Return every entry exactly.

[Data extracted from a collection]
***
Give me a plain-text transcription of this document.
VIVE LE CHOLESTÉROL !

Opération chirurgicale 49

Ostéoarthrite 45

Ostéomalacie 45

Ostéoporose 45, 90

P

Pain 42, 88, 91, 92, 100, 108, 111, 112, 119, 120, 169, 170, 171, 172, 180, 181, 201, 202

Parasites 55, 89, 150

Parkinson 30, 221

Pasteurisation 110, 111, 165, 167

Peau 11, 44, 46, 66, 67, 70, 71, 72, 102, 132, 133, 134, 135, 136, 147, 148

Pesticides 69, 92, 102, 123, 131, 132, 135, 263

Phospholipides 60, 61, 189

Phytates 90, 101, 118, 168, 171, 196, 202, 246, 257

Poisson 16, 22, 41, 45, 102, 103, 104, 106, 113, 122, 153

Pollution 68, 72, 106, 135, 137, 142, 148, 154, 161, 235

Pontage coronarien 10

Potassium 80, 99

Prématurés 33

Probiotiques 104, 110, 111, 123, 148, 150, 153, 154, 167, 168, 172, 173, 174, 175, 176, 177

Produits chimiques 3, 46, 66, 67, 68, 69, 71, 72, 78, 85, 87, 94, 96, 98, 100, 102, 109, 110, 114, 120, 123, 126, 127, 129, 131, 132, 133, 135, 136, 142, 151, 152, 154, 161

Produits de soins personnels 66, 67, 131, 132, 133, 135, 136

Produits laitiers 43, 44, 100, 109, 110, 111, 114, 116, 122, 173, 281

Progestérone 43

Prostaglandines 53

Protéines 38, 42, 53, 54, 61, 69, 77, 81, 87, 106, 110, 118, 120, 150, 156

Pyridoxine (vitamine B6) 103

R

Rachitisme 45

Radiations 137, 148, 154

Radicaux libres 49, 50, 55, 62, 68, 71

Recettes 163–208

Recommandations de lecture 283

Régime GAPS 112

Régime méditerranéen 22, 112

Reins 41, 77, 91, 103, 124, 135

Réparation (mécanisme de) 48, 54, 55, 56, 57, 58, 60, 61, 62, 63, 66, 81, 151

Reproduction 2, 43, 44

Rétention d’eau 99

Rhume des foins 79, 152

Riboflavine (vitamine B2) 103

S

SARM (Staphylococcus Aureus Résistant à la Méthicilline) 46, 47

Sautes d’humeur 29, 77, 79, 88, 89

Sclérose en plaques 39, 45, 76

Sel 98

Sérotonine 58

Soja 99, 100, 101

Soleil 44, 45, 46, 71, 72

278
***
▸ Response for this exercise:
Give me a plain-text transcription of this document.
VIVE LE CHOLESTÉROL !

Opération chirurgicale 49

Ostéoarthrite 45

Ostéomalacie 45

Ostéoporose 45, 90

P

Pain 42, 88, 91, 92, 100, 108, 111, 112, 119, 120, 169, 170, 171, 172, 180, 181, 201, 202

Parasites 55, 89, 150

Parkinson 30, 221

Pasteurisation 110, 111, 165, 167

Peau 11, 44, 46, 66, 67, 70, 71, 72, 102, 132, 133, 134, 135, 136, 147, 148

Pesticides 69, 92, 102, 123, 131, 132, 135, 263

Phospholipides 60, 61, 189

Phytates 90, 101, 118, 168, 171, 196, 202, 246, 257

Poisson 16, 22, 41, 45, 102, 103, 104, 106, 113, 122, 153

Pollution 68, 72, 106, 135, 137, 142, 148, 154, 161, 235

Pontage coronarien 10

Potassium 80, 99

Prématurés 33

Probiotiques 104, 110, 111, 123, 148, 150, 153, 154, 167, 168, 172, 173, 174, 175, 176, 177

Produits chimiques 3, 46, 66, 67, 68, 69, 71, 72, 78, 85, 87, 94, 96, 98, 100, 102, 109, 110, 114, 120, 123, 126, 127, 129, 131, 132, 133, 135, 136, 142, 151, 152, 154, 161

Produits de soins personnels 66, 67, 131, 132, 133, 135, 136

Produits laitiers 43, 44, 100, 109, 110, 111, 114, 116, 122, 173, 281

Progestérone 43

Prostaglandines 53

Protéines 38, 42, 53, 54, 61, 69, 77, 81, 87, 106, 110, 118, 120, 150, 156

Pyridoxine (vitamine B6) 103

R

Rachitisme 45

Radiations 137, 148, 154

Radicaux libres 49, 50, 55, 62, 68, 71

Recettes 163–208

Recommandations de lecture 283

Régime GAPS 112

Régime méditerranéen 22, 112

Reins 41, 77, 91, 103, 124, 135

Réparation (mécanisme de) 48, 54, 55, 56, 57, 58, 60, 61, 62, 63, 66, 81, 151

Reproduction 2, 43, 44

Rétention d’eau 99

Rhume des foins 79, 152

Riboflavine (vitamine B2) 103

S

SARM (Staphylococcus Aureus Résistant à la Méthicilline) 46, 47

Sautes d’humeur 29, 77, 79, 88, 89

Sclérose en plaques 39, 45, 76

Sel 98

Sérotonine 58

Soja 99, 100, 101

Soleil 44, 45, 46, 71, 72

278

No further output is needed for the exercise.